## begin

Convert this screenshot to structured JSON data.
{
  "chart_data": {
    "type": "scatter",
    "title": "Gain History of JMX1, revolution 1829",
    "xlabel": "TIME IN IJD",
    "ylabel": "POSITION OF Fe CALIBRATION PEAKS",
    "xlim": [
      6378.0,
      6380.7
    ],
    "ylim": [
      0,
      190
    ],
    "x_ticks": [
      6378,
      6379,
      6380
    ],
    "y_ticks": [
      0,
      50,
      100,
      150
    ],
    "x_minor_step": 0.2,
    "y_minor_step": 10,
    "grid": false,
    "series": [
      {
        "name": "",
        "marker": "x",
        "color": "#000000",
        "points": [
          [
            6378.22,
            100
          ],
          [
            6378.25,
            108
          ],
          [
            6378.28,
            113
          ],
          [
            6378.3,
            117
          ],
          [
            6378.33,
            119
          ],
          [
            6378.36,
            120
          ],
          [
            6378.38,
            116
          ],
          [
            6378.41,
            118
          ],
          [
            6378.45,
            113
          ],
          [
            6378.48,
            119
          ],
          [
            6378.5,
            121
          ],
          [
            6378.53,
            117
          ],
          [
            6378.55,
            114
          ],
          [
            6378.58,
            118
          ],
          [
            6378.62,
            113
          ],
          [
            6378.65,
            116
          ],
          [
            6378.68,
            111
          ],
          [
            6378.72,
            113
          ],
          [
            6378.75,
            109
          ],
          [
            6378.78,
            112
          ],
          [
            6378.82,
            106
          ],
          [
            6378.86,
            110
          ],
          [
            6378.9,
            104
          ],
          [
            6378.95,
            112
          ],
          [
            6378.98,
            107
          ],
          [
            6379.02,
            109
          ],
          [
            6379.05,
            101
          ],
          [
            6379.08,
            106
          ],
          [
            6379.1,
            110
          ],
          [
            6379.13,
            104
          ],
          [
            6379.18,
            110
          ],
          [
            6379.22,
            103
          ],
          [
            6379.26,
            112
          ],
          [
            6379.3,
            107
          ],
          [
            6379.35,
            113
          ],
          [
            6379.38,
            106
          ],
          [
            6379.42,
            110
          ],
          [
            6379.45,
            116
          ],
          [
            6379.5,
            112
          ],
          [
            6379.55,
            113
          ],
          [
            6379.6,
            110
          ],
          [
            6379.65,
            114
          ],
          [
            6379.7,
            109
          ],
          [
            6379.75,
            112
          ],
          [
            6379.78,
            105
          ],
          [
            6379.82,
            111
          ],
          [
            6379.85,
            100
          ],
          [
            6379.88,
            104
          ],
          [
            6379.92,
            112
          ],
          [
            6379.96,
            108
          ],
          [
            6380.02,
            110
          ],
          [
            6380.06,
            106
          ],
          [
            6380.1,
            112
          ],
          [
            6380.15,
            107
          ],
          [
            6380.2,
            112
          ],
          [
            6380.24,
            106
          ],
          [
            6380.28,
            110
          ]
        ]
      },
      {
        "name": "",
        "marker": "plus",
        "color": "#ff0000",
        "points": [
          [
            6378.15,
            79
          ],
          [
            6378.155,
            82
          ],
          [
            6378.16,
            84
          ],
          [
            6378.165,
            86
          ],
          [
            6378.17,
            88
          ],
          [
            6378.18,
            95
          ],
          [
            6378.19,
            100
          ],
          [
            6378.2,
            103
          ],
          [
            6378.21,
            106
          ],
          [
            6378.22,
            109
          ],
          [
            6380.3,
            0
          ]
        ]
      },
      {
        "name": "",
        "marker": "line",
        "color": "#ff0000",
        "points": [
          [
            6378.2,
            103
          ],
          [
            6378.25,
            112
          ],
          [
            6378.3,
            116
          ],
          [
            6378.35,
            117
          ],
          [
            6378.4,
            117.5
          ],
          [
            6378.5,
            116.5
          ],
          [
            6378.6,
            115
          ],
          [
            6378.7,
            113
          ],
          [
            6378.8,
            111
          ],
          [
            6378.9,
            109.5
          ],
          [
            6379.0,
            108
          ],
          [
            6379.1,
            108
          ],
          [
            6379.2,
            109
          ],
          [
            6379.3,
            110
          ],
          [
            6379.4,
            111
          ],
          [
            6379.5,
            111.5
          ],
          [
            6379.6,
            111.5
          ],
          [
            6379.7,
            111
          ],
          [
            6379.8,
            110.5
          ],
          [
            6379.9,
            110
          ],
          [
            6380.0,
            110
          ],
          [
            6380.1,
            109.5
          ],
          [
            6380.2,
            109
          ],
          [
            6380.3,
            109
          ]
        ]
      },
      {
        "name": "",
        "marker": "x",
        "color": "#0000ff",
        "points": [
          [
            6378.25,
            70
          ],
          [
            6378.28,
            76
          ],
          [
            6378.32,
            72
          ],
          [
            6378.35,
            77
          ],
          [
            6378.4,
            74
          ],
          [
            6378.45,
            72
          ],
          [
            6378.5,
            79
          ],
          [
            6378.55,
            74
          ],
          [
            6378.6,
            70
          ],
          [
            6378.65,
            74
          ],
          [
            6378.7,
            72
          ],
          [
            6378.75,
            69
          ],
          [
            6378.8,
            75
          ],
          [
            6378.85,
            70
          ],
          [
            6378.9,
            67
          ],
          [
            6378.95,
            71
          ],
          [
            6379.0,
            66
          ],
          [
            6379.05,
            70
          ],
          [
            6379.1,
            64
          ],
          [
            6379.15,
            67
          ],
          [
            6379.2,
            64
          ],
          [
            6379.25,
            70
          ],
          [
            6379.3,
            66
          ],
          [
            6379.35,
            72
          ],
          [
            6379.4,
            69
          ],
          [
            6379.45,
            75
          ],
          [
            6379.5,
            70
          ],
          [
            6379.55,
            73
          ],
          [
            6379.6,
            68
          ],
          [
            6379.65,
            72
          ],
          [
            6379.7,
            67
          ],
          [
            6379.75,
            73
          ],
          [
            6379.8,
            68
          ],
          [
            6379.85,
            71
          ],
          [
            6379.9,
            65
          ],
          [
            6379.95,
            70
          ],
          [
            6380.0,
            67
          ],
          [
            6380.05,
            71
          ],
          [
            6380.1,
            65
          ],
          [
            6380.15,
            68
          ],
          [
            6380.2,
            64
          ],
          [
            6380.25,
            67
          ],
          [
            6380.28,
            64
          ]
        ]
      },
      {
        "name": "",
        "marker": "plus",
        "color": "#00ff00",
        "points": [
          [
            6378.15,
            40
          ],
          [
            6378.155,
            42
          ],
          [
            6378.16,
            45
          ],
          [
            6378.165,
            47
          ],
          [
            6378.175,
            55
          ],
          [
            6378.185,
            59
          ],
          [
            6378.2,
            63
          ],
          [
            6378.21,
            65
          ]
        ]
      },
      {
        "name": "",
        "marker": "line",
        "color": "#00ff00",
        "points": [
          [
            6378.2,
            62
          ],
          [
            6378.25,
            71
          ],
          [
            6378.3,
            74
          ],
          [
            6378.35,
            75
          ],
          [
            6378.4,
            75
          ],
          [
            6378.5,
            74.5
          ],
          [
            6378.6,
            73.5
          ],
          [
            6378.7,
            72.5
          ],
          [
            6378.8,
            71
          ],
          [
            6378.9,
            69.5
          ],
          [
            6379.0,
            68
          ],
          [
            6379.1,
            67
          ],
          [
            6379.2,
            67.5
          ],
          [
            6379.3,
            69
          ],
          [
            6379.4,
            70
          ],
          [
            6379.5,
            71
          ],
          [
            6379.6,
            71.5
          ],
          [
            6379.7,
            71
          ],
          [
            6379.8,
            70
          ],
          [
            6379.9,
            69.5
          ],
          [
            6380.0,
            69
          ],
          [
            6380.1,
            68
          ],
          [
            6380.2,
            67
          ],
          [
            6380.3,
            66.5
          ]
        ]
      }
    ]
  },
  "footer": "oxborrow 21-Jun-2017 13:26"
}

## end

What to do: Output the records exactly, including every line.

Written response:
Convert this screenshot to structured JSON data.
{
  "chart_data": {
    "type": "scatter",
    "title": "Gain History of JMX1, revolution 1829",
    "xlabel": "TIME IN IJD",
    "ylabel": "POSITION OF Fe CALIBRATION PEAKS",
    "xlim": [
      6378.0,
      6380.7
    ],
    "ylim": [
      0,
      190
    ],
    "x_ticks": [
      6378,
      6379,
      6380
    ],
    "y_ticks": [
      0,
      50,
      100,
      150
    ],
    "x_minor_step": 0.2,
    "y_minor_step": 10,
    "grid": false,
    "series": [
      {
        "name": "",
        "marker": "x",
        "color": "#000000",
        "points": [
          [
            6378.22,
            100
          ],
          [
            6378.25,
            108
          ],
          [
            6378.28,
            113
          ],
          [
            6378.3,
            117
          ],
          [
            6378.33,
            119
          ],
          [
            6378.36,
            120
          ],
          [
            6378.38,
            116
          ],
          [
            6378.41,
            118
          ],
          [
            6378.45,
            113
          ],
          [
            6378.48,
            119
          ],
          [
            6378.5,
            121
          ],
          [
            6378.53,
            117
          ],
          [
            6378.55,
            114
          ],
          [
            6378.58,
            118
          ],
          [
            6378.62,
            113
          ],
          [
            6378.65,
            116
          ],
          [
            6378.68,
            111
          ],
          [
            6378.72,
            113
          ],
          [
            6378.75,
            109
          ],
          [
            6378.78,
            112
          ],
          [
            6378.82,
            106
          ],
          [
            6378.86,
            110
          ],
          [
            6378.9,
            104
          ],
          [
            6378.95,
            112
          ],
          [
            6378.98,
            107
          ],
          [
            6379.02,
            109
          ],
          [
            6379.05,
            101
          ],
          [
            6379.08,
            106
          ],
          [
            6379.1,
            110
          ],
          [
            6379.13,
            104
          ],
          [
            6379.18,
            110
          ],
          [
            6379.22,
            103
          ],
          [
            6379.26,
            112
          ],
          [
            6379.3,
            107
          ],
          [
            6379.35,
            113
          ],
          [
            6379.38,
            106
          ],
          [
            6379.42,
            110
          ],
          [
            6379.45,
            116
          ],
          [
            6379.5,
            112
          ],
          [
            6379.55,
            113
          ],
          [
            6379.6,
            110
          ],
          [
            6379.65,
            114
          ],
          [
            6379.7,
            109
          ],
          [
            6379.75,
            112
          ],
          [
            6379.78,
            105
          ],
          [
            6379.82,
            111
          ],
          [
            6379.85,
            100
          ],
          [
            6379.88,
            104
          ],
          [
            6379.92,
            112
          ],
          [
            6379.96,
            108
          ],
          [
            6380.02,
            110
          ],
          [
            6380.06,
            106
          ],
          [
            6380.1,
            112
          ],
          [
            6380.15,
            107
          ],
          [
            6380.2,
            112
          ],
          [
            6380.24,
            106
          ],
          [
            6380.28,
            110
          ]
        ]
      },
      {
        "name": "",
        "marker": "plus",
        "color": "#ff0000",
        "points": [
          [
            6378.15,
            79
          ],
          [
            6378.155,
            82
          ],
          [
            6378.16,
            84
          ],
          [
            6378.165,
            86
          ],
          [
            6378.17,
            88
          ],
          [
            6378.18,
            95
          ],
          [
            6378.19,
            100
          ],
          [
            6378.2,
            103
          ],
          [
            6378.21,
            106
          ],
          [
            6378.22,
            109
          ],
          [
            6380.3,
            0
          ]
        ]
      },
      {
        "name": "",
        "marker": "line",
        "color": "#ff0000",
        "points": [
          [
            6378.2,
            103
          ],
          [
            6378.25,
            112
          ],
          [
            6378.3,
            116
          ],
          [
            6378.35,
            117
          ],
          [
            6378.4,
            117.5
          ],
          [
            6378.5,
            116.5
          ],
          [
            6378.6,
            115
          ],
          [
            6378.7,
            113
          ],
          [
            6378.8,
            111
          ],
          [
            6378.9,
            109.5
          ],
          [
            6379.0,
            108
          ],
          [
            6379.1,
            108
          ],
          [
            6379.2,
            109
          ],
          [
            6379.3,
            110
          ],
          [
            6379.4,
            111
          ],
          [
            6379.5,
            111.5
          ],
          [
            6379.6,
            111.5
          ],
          [
            6379.7,
            111
          ],
          [
            6379.8,
            110.5
          ],
          [
            6379.9,
            110
          ],
          [
            6380.0,
            110
          ],
          [
            6380.1,
            109.5
          ],
          [
            6380.2,
            109
          ],
          [
            6380.3,
            109
          ]
        ]
      },
      {
        "name": "",
        "marker": "x",
        "color": "#0000ff",
        "points": [
          [
            6378.25,
            70
          ],
          [
            6378.28,
            76
          ],
          [
            6378.32,
            72
          ],
          [
            6378.35,
            77
          ],
          [
            6378.4,
            74
          ],
          [
            6378.45,
            72
          ],
          [
            6378.5,
            79
          ],
          [
            6378.55,
            74
          ],
          [
            6378.6,
            70
          ],
          [
            6378.65,
            74
          ],
          [
            6378.7,
            72
          ],
          [
            6378.75,
            69
          ],
          [
            6378.8,
            75
          ],
          [
            6378.85,
            70
          ],
          [
            6378.9,
            67
          ],
          [
            6378.95,
            71
          ],
          [
            6379.0,
            66
          ],
          [
            6379.05,
            70
          ],
          [
            6379.1,
            64
          ],
          [
            6379.15,
            67
          ],
          [
            6379.2,
            64
          ],
          [
            6379.25,
            70
          ],
          [
            6379.3,
            66
          ],
          [
            6379.35,
            72
          ],
          [
            6379.4,
            69
          ],
          [
            6379.45,
            75
          ],
          [
            6379.5,
            70
          ],
          [
            6379.55,
            73
          ],
          [
            6379.6,
            68
          ],
          [
            6379.65,
            72
          ],
          [
            6379.7,
            67
          ],
          [
            6379.75,
            73
          ],
          [
            6379.8,
            68
          ],
          [
            6379.85,
            71
          ],
          [
            6379.9,
            65
          ],
          [
            6379.95,
            70
          ],
          [
            6380.0,
            67
          ],
          [
            6380.05,
            71
          ],
          [
            6380.1,
            65
          ],
          [
            6380.15,
            68
          ],
          [
            6380.2,
            64
          ],
          [
            6380.25,
            67
          ],
          [
            6380.28,
            64
          ]
        ]
      },
      {
        "name": "",
        "marker": "plus",
        "color": "#00ff00",
        "points": [
          [
            6378.15,
            40
          ],
          [
            6378.155,
            42
          ],
          [
            6378.16,
            45
          ],
          [
            6378.165,
            47
          ],
          [
            6378.175,
            55
          ],
          [
            6378.185,
            59
          ],
          [
            6378.2,
            63
          ],
          [
            6378.21,
            65
          ]
        ]
      },
      {
        "name": "",
        "marker": "line",
        "color": "#00ff00",
        "points": [
          [
            6378.2,
            62
          ],
          [
            6378.25,
            71
          ],
          [
            6378.3,
            74
          ],
          [
            6378.35,
            75
          ],
          [
            6378.4,
            75
          ],
          [
            6378.5,
            74.5
          ],
          [
            6378.6,
            73.5
          ],
          [
            6378.7,
            72.5
          ],
          [
            6378.8,
            71
          ],
          [
            6378.9,
            69.5
          ],
          [
            6379.0,
            68
          ],
          [
            6379.1,
            67
          ],
          [
            6379.2,
            67.5
          ],
          [
            6379.3,
            69
          ],
          [
            6379.4,
            70
          ],
          [
            6379.5,
            71
          ],
          [
            6379.6,
            71.5
          ],
          [
            6379.7,
            71
          ],
          [
            6379.8,
            70
          ],
          [
            6379.9,
            69.5
          ],
          [
            6380.0,
            69
          ],
          [
            6380.1,
            68
          ],
          [
            6380.2,
            67
          ],
          [
            6380.3,
            66.5
          ]
        ]
      }
    ]
  },
  "footer": "oxborrow 21-Jun-2017 13:26"
}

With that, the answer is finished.